>> START
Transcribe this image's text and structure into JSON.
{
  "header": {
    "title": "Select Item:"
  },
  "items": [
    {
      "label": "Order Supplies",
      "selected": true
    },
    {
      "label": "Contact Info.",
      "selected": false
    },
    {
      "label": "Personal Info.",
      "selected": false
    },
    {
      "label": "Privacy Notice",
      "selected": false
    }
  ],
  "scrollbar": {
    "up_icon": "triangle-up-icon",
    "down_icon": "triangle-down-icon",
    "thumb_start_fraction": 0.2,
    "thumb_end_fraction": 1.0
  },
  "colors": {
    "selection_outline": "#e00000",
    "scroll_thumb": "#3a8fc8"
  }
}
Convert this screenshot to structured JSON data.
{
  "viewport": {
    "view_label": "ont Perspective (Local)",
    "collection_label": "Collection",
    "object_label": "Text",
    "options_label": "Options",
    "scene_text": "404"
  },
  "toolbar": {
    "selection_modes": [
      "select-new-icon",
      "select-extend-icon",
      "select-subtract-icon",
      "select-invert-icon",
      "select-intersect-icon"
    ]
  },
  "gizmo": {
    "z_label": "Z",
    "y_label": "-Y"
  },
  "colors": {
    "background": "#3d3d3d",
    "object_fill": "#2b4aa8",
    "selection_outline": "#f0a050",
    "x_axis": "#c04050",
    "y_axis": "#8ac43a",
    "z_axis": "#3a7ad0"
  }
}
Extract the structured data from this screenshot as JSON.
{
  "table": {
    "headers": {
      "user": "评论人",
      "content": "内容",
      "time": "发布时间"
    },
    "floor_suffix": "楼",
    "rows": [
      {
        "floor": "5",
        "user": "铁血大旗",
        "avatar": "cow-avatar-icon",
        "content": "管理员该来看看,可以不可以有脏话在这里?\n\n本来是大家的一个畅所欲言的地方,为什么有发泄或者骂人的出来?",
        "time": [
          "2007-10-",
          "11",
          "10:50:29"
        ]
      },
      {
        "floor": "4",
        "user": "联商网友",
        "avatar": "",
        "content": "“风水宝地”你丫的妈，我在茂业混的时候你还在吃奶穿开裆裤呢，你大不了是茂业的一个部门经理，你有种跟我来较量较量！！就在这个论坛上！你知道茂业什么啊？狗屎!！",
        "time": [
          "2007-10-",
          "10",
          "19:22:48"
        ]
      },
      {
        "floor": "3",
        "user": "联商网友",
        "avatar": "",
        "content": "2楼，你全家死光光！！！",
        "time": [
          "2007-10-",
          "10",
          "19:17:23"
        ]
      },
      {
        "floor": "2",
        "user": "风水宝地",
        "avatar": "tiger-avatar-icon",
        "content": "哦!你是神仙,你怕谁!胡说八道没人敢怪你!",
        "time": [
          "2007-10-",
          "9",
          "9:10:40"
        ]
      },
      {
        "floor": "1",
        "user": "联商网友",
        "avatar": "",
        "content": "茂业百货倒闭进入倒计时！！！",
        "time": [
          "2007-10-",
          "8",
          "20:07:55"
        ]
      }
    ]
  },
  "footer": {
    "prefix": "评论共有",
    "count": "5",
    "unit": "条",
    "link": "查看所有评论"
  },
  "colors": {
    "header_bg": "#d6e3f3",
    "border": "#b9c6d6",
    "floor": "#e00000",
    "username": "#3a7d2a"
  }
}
>> END
* DIRECTIVE *
Find every line in the records above that contains the word "JSON", and copy each one.

* TASK RESPONSE *
Transcribe this image's text and structure into JSON.
Convert this screenshot to structured JSON data.
Extract the structured data from this screenshot as JSON.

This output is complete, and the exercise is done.